## [The problem]
Copy every line of the data exactly, leaving nothing out.

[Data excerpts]
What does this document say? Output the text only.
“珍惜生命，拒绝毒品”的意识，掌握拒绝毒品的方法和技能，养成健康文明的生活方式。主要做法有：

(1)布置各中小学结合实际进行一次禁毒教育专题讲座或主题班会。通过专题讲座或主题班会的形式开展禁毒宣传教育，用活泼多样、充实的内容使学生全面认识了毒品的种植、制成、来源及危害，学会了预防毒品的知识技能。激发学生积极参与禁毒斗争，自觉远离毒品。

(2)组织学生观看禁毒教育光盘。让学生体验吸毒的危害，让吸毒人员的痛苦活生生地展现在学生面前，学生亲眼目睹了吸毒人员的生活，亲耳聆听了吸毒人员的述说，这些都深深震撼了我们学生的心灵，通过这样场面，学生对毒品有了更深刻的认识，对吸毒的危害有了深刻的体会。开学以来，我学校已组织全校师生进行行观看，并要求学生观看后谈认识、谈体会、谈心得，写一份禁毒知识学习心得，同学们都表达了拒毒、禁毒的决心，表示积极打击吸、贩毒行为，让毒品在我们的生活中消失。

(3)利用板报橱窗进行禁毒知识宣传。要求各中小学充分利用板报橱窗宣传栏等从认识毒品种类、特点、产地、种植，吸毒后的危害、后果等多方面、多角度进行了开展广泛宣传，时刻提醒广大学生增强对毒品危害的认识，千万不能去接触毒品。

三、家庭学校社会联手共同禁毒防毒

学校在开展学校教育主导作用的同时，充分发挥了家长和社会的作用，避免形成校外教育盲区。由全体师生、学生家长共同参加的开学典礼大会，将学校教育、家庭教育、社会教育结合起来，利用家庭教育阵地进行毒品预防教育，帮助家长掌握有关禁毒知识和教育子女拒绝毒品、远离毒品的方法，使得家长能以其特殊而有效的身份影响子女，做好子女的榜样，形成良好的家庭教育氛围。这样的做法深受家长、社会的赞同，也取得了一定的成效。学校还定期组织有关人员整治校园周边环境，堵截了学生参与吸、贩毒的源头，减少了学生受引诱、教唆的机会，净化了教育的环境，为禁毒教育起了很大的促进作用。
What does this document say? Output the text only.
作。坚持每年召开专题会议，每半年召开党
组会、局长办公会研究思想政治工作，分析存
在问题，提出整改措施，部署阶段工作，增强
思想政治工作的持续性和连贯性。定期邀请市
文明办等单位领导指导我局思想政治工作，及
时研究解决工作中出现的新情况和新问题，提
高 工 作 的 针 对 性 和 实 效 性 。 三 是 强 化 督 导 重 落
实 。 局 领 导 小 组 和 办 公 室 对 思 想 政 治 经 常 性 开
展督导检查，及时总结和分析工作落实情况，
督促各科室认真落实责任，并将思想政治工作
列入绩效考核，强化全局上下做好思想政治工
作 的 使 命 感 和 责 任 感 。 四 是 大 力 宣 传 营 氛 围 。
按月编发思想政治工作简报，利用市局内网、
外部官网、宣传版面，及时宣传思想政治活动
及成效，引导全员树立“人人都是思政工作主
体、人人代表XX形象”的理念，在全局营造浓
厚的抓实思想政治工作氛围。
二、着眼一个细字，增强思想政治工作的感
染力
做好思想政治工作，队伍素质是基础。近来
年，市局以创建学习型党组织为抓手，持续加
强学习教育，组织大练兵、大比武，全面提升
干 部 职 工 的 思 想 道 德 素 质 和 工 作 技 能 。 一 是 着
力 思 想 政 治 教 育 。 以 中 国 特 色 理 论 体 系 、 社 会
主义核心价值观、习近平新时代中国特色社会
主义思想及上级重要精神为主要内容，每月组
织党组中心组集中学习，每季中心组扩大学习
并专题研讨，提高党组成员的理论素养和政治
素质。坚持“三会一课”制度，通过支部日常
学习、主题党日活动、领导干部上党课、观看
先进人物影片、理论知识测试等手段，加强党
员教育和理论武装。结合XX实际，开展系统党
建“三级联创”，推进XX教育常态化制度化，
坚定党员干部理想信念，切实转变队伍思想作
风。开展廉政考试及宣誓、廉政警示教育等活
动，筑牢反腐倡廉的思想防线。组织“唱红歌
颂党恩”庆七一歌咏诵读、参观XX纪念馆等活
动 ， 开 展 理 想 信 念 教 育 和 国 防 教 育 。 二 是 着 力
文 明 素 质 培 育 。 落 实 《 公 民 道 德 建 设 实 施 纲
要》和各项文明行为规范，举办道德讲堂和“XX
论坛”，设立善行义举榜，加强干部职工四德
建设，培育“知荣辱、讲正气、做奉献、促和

## [Result for this task]
What does this document say? Output the text only.
“珍惜生命，拒绝毒品”的意识，掌握拒绝毒品的方法和技能，养成健康文明的生活方式。主要做法有：

(1)布置各中小学结合实际进行一次禁毒教育专题讲座或主题班会。通过专题讲座或主题班会的形式开展禁毒宣传教育，用活泼多样、充实的内容使学生全面认识了毒品的种植、制成、来源及危害，学会了预防毒品的知识技能。激发学生积极参与禁毒斗争，自觉远离毒品。

(2)组织学生观看禁毒教育光盘。让学生体验吸毒的危害，让吸毒人员的痛苦活生生地展现在学生面前，学生亲眼目睹了吸毒人员的生活，亲耳聆听了吸毒人员的述说，这些都深深震撼了我们学生的心灵，通过这样场面，学生对毒品有了更深刻的认识，对吸毒的危害有了深刻的体会。开学以来，我学校已组织全校师生进行行观看，并要求学生观看后谈认识、谈体会、谈心得，写一份禁毒知识学习心得，同学们都表达了拒毒、禁毒的决心，表示积极打击吸、贩毒行为，让毒品在我们的生活中消失。

(3)利用板报橱窗进行禁毒知识宣传。要求各中小学充分利用板报橱窗宣传栏等从认识毒品种类、特点、产地、种植，吸毒后的危害、后果等多方面、多角度进行了开展广泛宣传，时刻提醒广大学生增强对毒品危害的认识，千万不能去接触毒品。

三、家庭学校社会联手共同禁毒防毒

学校在开展学校教育主导作用的同时，充分发挥了家长和社会的作用，避免形成校外教育盲区。由全体师生、学生家长共同参加的开学典礼大会，将学校教育、家庭教育、社会教育结合起来，利用家庭教育阵地进行毒品预防教育，帮助家长掌握有关禁毒知识和教育子女拒绝毒品、远离毒品的方法，使得家长能以其特殊而有效的身份影响子女，做好子女的榜样，形成良好的家庭教育氛围。这样的做法深受家长、社会的赞同，也取得了一定的成效。学校还定期组织有关人员整治校园周边环境，堵截了学生参与吸、贩毒的源头，减少了学生受引诱、教唆的机会，净化了教育的环境，为禁毒教育起了很大的促进作用。
What does this document say? Output the text only.
作。坚持每年召开专题会议，每半年召开党
组会、局长办公会研究思想政治工作，分析存
在问题，提出整改措施，部署阶段工作，增强
思想政治工作的持续性和连贯性。定期邀请市
文明办等单位领导指导我局思想政治工作，及
时研究解决工作中出现的新情况和新问题，提
高 工 作 的 针 对 性 和 实 效 性 。 三 是 强 化 督 导 重 落
实 。 局 领 导 小 组 和 办 公 室 对 思 想 政 治 经 常 性 开
展督导检查，及时总结和分析工作落实情况，
督促各科室认真落实责任，并将思想政治工作
列入绩效考核，强化全局上下做好思想政治工
作 的 使 命 感 和 责 任 感 。 四 是 大 力 宣 传 营 氛 围 。
按月编发思想政治工作简报，利用市局内网、
外部官网、宣传版面，及时宣传思想政治活动
及成效，引导全员树立“人人都是思政工作主
体、人人代表XX形象”的理念，在全局营造浓
厚的抓实思想政治工作氛围。
二、着眼一个细字，增强思想政治工作的感
染力
做好思想政治工作，队伍素质是基础。近来
年，市局以创建学习型党组织为抓手，持续加
强学习教育，组织大练兵、大比武，全面提升
干 部 职 工 的 思 想 道 德 素 质 和 工 作 技 能 。 一 是 着
力 思 想 政 治 教 育 。 以 中 国 特 色 理 论 体 系 、 社 会
主义核心价值观、习近平新时代中国特色社会
主义思想及上级重要精神为主要内容，每月组
织党组中心组集中学习，每季中心组扩大学习
并专题研讨，提高党组成员的理论素养和政治
素质。坚持“三会一课”制度，通过支部日常
学习、主题党日活动、领导干部上党课、观看
先进人物影片、理论知识测试等手段，加强党
员教育和理论武装。结合XX实际，开展系统党
建“三级联创”，推进XX教育常态化制度化，
坚定党员干部理想信念，切实转变队伍思想作
风。开展廉政考试及宣誓、廉政警示教育等活
动，筑牢反腐倡廉的思想防线。组织“唱红歌
颂党恩”庆七一歌咏诵读、参观XX纪念馆等活
动 ， 开 展 理 想 信 念 教 育 和 国 防 教 育 。 二 是 着 力
文 明 素 质 培 育 。 落 实 《 公 民 道 德 建 设 实 施 纲
要》和各项文明行为规范，举办道德讲堂和“XX
论坛”，设立善行义举榜，加强干部职工四德
建设，培育“知荣辱、讲正气、做奉献、促和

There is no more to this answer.